[start]
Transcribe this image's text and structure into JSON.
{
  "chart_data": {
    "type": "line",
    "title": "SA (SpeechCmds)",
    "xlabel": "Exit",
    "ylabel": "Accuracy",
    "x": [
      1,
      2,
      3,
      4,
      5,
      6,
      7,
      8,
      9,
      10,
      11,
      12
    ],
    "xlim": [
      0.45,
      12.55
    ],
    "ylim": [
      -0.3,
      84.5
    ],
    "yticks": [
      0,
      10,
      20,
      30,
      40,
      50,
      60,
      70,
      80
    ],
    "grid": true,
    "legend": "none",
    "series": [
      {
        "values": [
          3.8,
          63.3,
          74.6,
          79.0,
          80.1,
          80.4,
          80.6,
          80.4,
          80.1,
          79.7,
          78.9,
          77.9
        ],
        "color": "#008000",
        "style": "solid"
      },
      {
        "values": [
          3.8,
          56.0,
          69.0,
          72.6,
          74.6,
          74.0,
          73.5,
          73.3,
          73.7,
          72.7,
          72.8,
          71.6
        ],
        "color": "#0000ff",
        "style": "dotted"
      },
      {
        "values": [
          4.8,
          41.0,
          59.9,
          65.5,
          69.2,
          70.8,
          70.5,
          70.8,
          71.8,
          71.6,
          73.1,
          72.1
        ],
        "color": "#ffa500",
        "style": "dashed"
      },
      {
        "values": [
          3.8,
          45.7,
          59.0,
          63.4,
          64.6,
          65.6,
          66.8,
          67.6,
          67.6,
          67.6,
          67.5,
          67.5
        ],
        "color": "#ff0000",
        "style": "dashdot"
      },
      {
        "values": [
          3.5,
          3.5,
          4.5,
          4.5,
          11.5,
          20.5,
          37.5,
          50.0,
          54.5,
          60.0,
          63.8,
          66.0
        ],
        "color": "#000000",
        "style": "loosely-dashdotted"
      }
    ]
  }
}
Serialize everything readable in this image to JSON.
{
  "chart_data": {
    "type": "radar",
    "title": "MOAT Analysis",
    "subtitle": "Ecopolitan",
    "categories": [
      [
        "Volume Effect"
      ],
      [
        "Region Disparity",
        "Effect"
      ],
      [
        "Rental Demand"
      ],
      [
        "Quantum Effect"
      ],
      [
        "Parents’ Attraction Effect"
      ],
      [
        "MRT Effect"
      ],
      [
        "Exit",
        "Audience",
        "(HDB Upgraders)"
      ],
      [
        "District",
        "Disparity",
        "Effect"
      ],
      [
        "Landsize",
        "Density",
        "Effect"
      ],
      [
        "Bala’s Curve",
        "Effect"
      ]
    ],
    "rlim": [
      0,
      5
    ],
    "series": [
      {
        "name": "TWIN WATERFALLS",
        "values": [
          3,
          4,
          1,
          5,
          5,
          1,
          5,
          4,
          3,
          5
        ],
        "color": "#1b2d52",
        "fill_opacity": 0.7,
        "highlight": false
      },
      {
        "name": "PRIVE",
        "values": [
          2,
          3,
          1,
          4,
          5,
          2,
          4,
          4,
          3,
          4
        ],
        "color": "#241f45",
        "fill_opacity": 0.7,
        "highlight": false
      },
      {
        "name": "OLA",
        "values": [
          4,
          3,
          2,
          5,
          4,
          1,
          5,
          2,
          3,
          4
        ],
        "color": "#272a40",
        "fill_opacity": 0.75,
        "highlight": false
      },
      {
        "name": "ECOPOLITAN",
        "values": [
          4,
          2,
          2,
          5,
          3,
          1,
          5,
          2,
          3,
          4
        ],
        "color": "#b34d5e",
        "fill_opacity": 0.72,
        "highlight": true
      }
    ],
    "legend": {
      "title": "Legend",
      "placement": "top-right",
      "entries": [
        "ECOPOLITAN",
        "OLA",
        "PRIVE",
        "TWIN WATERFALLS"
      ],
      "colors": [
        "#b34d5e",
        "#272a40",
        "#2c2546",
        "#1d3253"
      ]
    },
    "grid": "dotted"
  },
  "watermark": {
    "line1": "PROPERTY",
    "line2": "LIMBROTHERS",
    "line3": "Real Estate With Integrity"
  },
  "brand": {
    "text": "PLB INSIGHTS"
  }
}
[end]
• _Problem description_:
Locate the string "image" in the listing above and copy every line where it occurs.

• _Problem solution_:
Transcribe this image's text and structure into JSON.
Serialize everything readable in this image to JSON.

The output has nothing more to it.